» **What you will do**
Arrange every line of the entries below as a numbered list, leaving out blank lines and pictures.

+ + + +

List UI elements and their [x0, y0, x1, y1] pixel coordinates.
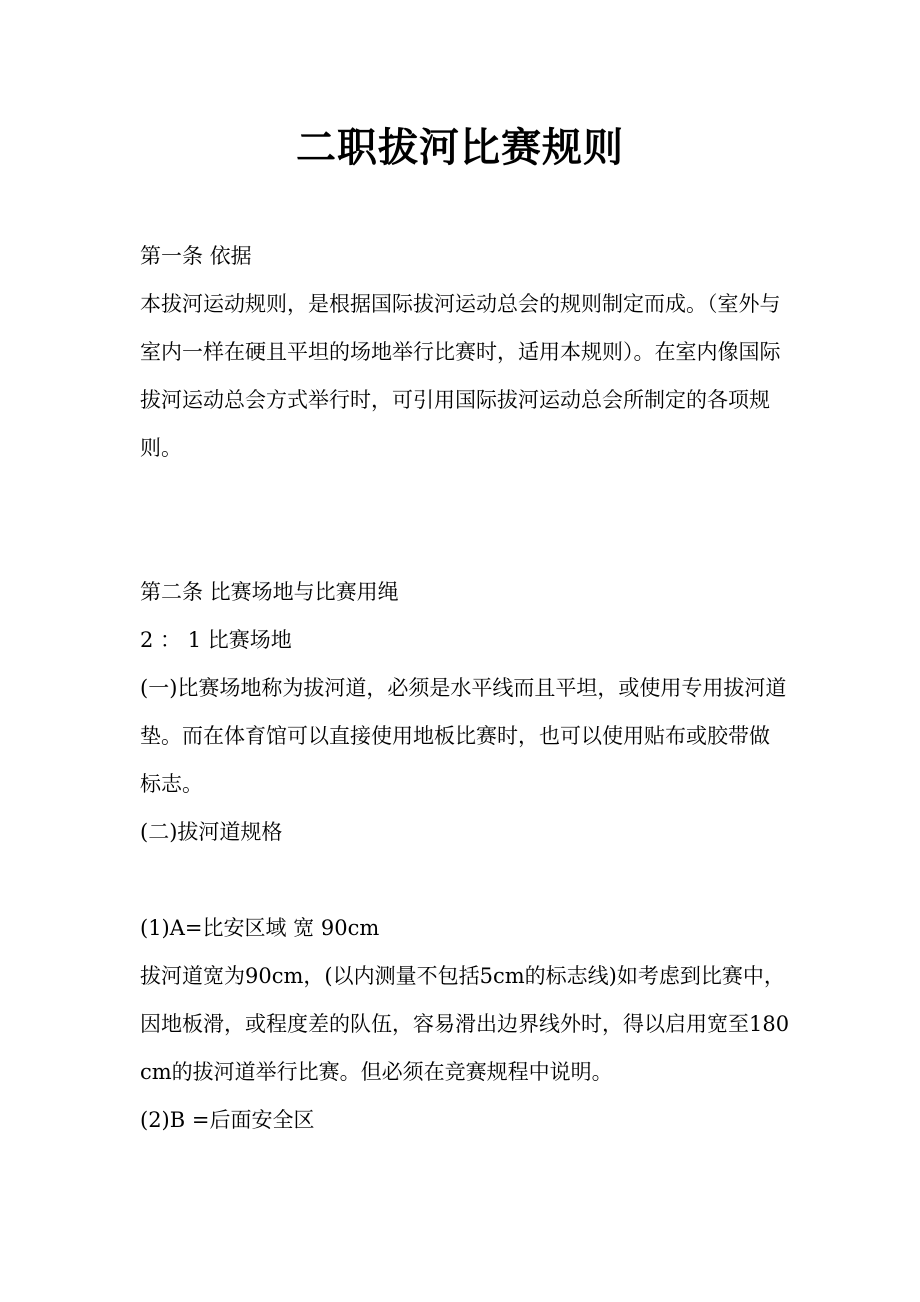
document-title: 二职拔河比赛规则: [296, 125, 624, 171]
spacer: [140, 472, 790, 568]
spec-1-text: 拔河道宽为90cm，(以内测量不包括5cm的标志线)如考虑到比赛中，因地板滑，或程度差的队伍，容易滑出边界线外时，得以启用宽至180cm的拔河道举行比赛。但必须在竞赛规程中说明。: [140, 964, 790, 1084]
section-1-paragraph: 本拔河运动规则，是根据国际拔河运动总会的规则制定而成。（室外与室内一样在硬且平坦的场地举行比赛时，适用本规则）。在室内像国际拔河运动总会方式举行时，可引用国际拔河运动总会所制定的各项规则。: [140, 292, 781, 460]
spacer: [140, 856, 790, 904]
section-1-heading: 第一条 依据: [140, 244, 252, 268]
section-2-item-2: (二)拔河道规格: [140, 820, 283, 844]
section-2-subheading: 2 ： 1 比赛场地: [140, 628, 292, 652]
spec-2-title: (2)B =后面安全区: [140, 1108, 315, 1132]
section-2-item-1: (一)比赛场地称为拔河道，必须是水平线而且平坦，或使用专用拔河道垫。而在体育馆可以直接使用地板比赛时，也可以使用贴布或胶带做标志。: [140, 676, 787, 796]
spec-1-title: (1)A=比安区域 宽 90cm: [140, 916, 380, 940]
document-body: [140, 232, 790, 1144]
section-2-heading: 第二条 比赛场地与比赛用绳: [140, 580, 399, 604]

+ + + +

» **Final answer**
1. List UI elements and their [x0, y0, x1, y1] pixel coordinates.
2. document-title: 二职拔河比赛规则: [296, 125, 624, 171]
3. spacer: [140, 472, 790, 568]
4. spec-1-text: 拔河道宽为90cm，(以内测量不包括5cm的标志线)如考虑到比赛中，因地板滑，或程度差的队伍，容易滑出边界线外时，得以启用宽至180cm的拔河道举行比赛。但必须在竞赛规程中说明。: [140, 964, 790, 1084]
5. section-1-paragraph: 本拔河运动规则，是根据国际拔河运动总会的规则制定而成。（室外与室内一样在硬且平坦的场地举行比赛时，适用本规则）。在室内像国际拔河运动总会方式举行时，可引用国际拔河运动总会所制定的各项规则。: [140, 292, 781, 460]
6. spacer: [140, 856, 790, 904]
7. section-1-heading: 第一条 依据: [140, 244, 252, 268]
8. section-2-item-2: (二)拔河道规格: [140, 820, 283, 844]
9. section-2-subheading: 2 ： 1 比赛场地: [140, 628, 292, 652]
10. spec-2-title: (2)B =后面安全区: [140, 1108, 315, 1132]
11. section-2-item-1: (一)比赛场地称为拔河道，必须是水平线而且平坦，或使用专用拔河道垫。而在体育馆可以直接使用地板比赛时，也可以使用贴布或胶带做标志。: [140, 676, 787, 796]
12. spec-1-title: (1)A=比安区域 宽 90cm: [140, 916, 380, 940]
13. document-body: [140, 232, 790, 1144]
14. section-2-heading: 第二条 比赛场地与比赛用绳: [140, 580, 399, 604]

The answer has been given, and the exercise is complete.